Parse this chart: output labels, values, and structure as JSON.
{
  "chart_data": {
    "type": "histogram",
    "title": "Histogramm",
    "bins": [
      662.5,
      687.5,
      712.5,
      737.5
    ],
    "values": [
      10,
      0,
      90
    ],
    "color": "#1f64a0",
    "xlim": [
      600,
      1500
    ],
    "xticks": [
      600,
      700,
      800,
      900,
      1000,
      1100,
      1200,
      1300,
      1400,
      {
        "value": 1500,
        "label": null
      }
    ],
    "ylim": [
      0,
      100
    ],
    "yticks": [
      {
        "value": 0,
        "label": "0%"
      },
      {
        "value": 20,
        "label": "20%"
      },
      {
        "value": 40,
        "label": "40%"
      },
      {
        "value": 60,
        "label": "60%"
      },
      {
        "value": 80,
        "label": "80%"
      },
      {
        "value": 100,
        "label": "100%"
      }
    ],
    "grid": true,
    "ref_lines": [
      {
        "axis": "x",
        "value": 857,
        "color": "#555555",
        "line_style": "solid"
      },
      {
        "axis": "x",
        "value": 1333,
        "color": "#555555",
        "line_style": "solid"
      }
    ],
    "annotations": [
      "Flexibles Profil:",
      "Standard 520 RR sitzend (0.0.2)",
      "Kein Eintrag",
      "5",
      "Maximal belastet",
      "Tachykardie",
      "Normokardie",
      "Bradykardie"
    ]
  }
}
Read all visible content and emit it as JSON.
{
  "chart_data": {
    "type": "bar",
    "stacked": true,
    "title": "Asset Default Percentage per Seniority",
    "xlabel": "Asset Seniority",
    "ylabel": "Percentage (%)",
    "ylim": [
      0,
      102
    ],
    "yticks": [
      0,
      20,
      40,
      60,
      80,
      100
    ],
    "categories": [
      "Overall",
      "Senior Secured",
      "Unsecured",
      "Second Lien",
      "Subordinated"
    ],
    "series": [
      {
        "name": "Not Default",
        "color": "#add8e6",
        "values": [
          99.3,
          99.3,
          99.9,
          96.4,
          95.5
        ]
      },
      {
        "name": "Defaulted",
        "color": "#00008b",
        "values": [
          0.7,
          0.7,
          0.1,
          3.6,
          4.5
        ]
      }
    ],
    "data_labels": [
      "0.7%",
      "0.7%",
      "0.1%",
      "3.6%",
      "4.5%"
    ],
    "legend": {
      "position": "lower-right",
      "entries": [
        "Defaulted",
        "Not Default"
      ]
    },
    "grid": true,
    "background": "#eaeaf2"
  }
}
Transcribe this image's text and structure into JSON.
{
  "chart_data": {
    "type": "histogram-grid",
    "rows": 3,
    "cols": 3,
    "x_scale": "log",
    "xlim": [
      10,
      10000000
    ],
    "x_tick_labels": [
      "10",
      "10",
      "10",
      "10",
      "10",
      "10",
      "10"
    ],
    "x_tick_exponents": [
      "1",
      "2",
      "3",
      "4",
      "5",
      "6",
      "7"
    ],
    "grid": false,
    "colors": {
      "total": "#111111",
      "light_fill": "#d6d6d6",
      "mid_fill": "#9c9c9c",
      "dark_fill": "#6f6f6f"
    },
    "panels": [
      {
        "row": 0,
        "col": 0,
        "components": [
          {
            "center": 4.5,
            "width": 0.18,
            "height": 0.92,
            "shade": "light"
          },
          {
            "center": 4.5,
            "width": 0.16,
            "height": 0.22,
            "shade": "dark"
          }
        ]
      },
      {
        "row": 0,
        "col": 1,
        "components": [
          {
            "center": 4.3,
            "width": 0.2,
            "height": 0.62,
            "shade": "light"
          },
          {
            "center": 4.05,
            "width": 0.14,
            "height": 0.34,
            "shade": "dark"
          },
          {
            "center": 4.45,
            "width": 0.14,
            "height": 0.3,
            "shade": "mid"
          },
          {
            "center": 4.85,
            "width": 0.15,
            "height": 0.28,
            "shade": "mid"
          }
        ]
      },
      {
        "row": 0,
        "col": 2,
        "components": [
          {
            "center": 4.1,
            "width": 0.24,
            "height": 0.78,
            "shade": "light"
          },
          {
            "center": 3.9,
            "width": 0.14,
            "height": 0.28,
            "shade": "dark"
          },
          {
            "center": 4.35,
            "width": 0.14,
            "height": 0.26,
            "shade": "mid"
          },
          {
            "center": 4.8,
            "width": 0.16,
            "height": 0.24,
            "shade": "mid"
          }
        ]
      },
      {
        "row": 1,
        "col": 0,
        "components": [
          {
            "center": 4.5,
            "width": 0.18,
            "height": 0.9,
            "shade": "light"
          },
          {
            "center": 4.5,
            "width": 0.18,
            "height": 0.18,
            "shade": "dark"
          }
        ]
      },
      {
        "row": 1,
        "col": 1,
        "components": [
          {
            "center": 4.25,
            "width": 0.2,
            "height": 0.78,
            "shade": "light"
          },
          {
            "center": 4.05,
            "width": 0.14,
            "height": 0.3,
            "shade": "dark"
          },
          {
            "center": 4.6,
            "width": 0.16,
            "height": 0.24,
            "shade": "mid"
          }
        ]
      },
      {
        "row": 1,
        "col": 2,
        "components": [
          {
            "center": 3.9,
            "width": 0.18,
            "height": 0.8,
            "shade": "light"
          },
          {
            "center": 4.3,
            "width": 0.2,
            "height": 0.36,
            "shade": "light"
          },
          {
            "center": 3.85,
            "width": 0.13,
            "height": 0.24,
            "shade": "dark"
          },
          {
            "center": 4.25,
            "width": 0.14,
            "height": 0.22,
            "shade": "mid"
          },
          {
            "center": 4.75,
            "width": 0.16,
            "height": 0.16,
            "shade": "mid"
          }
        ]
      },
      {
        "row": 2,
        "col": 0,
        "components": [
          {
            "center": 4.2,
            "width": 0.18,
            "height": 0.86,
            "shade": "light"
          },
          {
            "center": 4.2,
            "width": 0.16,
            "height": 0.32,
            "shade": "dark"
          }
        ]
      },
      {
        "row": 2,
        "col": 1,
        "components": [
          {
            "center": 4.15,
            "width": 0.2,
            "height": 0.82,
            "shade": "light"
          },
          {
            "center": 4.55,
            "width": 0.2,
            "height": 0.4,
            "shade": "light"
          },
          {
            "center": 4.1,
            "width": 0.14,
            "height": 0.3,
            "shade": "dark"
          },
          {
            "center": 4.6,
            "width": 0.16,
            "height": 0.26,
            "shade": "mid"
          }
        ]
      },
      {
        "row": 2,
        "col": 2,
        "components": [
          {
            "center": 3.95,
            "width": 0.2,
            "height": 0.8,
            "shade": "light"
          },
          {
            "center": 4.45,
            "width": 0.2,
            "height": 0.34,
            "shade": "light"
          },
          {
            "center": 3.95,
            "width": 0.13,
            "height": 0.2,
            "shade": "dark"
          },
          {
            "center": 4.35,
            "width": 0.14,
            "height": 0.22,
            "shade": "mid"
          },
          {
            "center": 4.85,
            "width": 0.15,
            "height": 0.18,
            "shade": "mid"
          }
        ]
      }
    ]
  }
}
-=-=-=-=-
* _INSTRUCTIONS TO FOLLOW_: Your task is to output the full set of records exactly as presented.

* _FINISHED TASK_:
Parse this chart: output labels, values, and structure as JSON.
{
  "chart_data": {
    "type": "histogram",
    "title": "Histogramm",
    "bins": [
      662.5,
      687.5,
      712.5,
      737.5
    ],
    "values": [
      10,
      0,
      90
    ],
    "color": "#1f64a0",
    "xlim": [
      600,
      1500
    ],
    "xticks": [
      600,
      700,
      800,
      900,
      1000,
      1100,
      1200,
      1300,
      1400,
      {
        "value": 1500,
        "label": null
      }
    ],
    "ylim": [
      0,
      100
    ],
    "yticks": [
      {
        "value": 0,
        "label": "0%"
      },
      {
        "value": 20,
        "label": "20%"
      },
      {
        "value": 40,
        "label": "40%"
      },
      {
        "value": 60,
        "label": "60%"
      },
      {
        "value": 80,
        "label": "80%"
      },
      {
        "value": 100,
        "label": "100%"
      }
    ],
    "grid": true,
    "ref_lines": [
      {
        "axis": "x",
        "value": 857,
        "color": "#555555",
        "line_style": "solid"
      },
      {
        "axis": "x",
        "value": 1333,
        "color": "#555555",
        "line_style": "solid"
      }
    ],
    "annotations": [
      "Flexibles Profil:",
      "Standard 520 RR sitzend (0.0.2)",
      "Kein Eintrag",
      "5",
      "Maximal belastet",
      "Tachykardie",
      "Normokardie",
      "Bradykardie"
    ]
  }
}
Read all visible content and emit it as JSON.
{
  "chart_data": {
    "type": "bar",
    "stacked": true,
    "title": "Asset Default Percentage per Seniority",
    "xlabel": "Asset Seniority",
    "ylabel": "Percentage (%)",
    "ylim": [
      0,
      102
    ],
    "yticks": [
      0,
      20,
      40,
      60,
      80,
      100
    ],
    "categories": [
      "Overall",
      "Senior Secured",
      "Unsecured",
      "Second Lien",
      "Subordinated"
    ],
    "series": [
      {
        "name": "Not Default",
        "color": "#add8e6",
        "values": [
          99.3,
          99.3,
          99.9,
          96.4,
          95.5
        ]
      },
      {
        "name": "Defaulted",
        "color": "#00008b",
        "values": [
          0.7,
          0.7,
          0.1,
          3.6,
          4.5
        ]
      }
    ],
    "data_labels": [
      "0.7%",
      "0.7%",
      "0.1%",
      "3.6%",
      "4.5%"
    ],
    "legend": {
      "position": "lower-right",
      "entries": [
        "Defaulted",
        "Not Default"
      ]
    },
    "grid": true,
    "background": "#eaeaf2"
  }
}
Transcribe this image's text and structure into JSON.
{
  "chart_data": {
    "type": "histogram-grid",
    "rows": 3,
    "cols": 3,
    "x_scale": "log",
    "xlim": [
      10,
      10000000
    ],
    "x_tick_labels": [
      "10",
      "10",
      "10",
      "10",
      "10",
      "10",
      "10"
    ],
    "x_tick_exponents": [
      "1",
      "2",
      "3",
      "4",
      "5",
      "6",
      "7"
    ],
    "grid": false,
    "colors": {
      "total": "#111111",
      "light_fill": "#d6d6d6",
      "mid_fill": "#9c9c9c",
      "dark_fill": "#6f6f6f"
    },
    "panels": [
      {
        "row": 0,
        "col": 0,
        "components": [
          {
            "center": 4.5,
            "width": 0.18,
            "height": 0.92,
            "shade": "light"
          },
          {
            "center": 4.5,
            "width": 0.16,
            "height": 0.22,
            "shade": "dark"
          }
        ]
      },
      {
        "row": 0,
        "col": 1,
        "components": [
          {
            "center": 4.3,
            "width": 0.2,
            "height": 0.62,
            "shade": "light"
          },
          {
            "center": 4.05,
            "width": 0.14,
            "height": 0.34,
            "shade": "dark"
          },
          {
            "center": 4.45,
            "width": 0.14,
            "height": 0.3,
            "shade": "mid"
          },
          {
            "center": 4.85,
            "width": 0.15,
            "height": 0.28,
            "shade": "mid"
          }
        ]
      },
      {
        "row": 0,
        "col": 2,
        "components": [
          {
            "center": 4.1,
            "width": 0.24,
            "height": 0.78,
            "shade": "light"
          },
          {
            "center": 3.9,
            "width": 0.14,
            "height": 0.28,
            "shade": "dark"
          },
          {
            "center": 4.35,
            "width": 0.14,
            "height": 0.26,
            "shade": "mid"
          },
          {
            "center": 4.8,
            "width": 0.16,
            "height": 0.24,
            "shade": "mid"
          }
        ]
      },
      {
        "row": 1,
        "col": 0,
        "components": [
          {
            "center": 4.5,
            "width": 0.18,
            "height": 0.9,
            "shade": "light"
          },
          {
            "center": 4.5,
            "width": 0.18,
            "height": 0.18,
            "shade": "dark"
          }
        ]
      },
      {
        "row": 1,
        "col": 1,
        "components": [
          {
            "center": 4.25,
            "width": 0.2,
            "height": 0.78,
            "shade": "light"
          },
          {
            "center": 4.05,
            "width": 0.14,
            "height": 0.3,
            "shade": "dark"
          },
          {
            "center": 4.6,
            "width": 0.16,
            "height": 0.24,
            "shade": "mid"
          }
        ]
      },
      {
        "row": 1,
        "col": 2,
        "components": [
          {
            "center": 3.9,
            "width": 0.18,
            "height": 0.8,
            "shade": "light"
          },
          {
            "center": 4.3,
            "width": 0.2,
            "height": 0.36,
            "shade": "light"
          },
          {
            "center": 3.85,
            "width": 0.13,
            "height": 0.24,
            "shade": "dark"
          },
          {
            "center": 4.25,
            "width": 0.14,
            "height": 0.22,
            "shade": "mid"
          },
          {
            "center": 4.75,
            "width": 0.16,
            "height": 0.16,
            "shade": "mid"
          }
        ]
      },
      {
        "row": 2,
        "col": 0,
        "components": [
          {
            "center": 4.2,
            "width": 0.18,
            "height": 0.86,
            "shade": "light"
          },
          {
            "center": 4.2,
            "width": 0.16,
            "height": 0.32,
            "shade": "dark"
          }
        ]
      },
      {
        "row": 2,
        "col": 1,
        "components": [
          {
            "center": 4.15,
            "width": 0.2,
            "height": 0.82,
            "shade": "light"
          },
          {
            "center": 4.55,
            "width": 0.2,
            "height": 0.4,
            "shade": "light"
          },
          {
            "center": 4.1,
            "width": 0.14,
            "height": 0.3,
            "shade": "dark"
          },
          {
            "center": 4.6,
            "width": 0.16,
            "height": 0.26,
            "shade": "mid"
          }
        ]
      },
      {
        "row": 2,
        "col": 2,
        "components": [
          {
            "center": 3.95,
            "width": 0.2,
            "height": 0.8,
            "shade": "light"
          },
          {
            "center": 4.45,
            "width": 0.2,
            "height": 0.34,
            "shade": "light"
          },
          {
            "center": 3.95,
            "width": 0.13,
            "height": 0.2,
            "shade": "dark"
          },
          {
            "center": 4.35,
            "width": 0.14,
            "height": 0.22,
            "shade": "mid"
          },
          {
            "center": 4.85,
            "width": 0.15,
            "height": 0.18,
            "shade": "mid"
          }
        ]
      }
    ]
  }
}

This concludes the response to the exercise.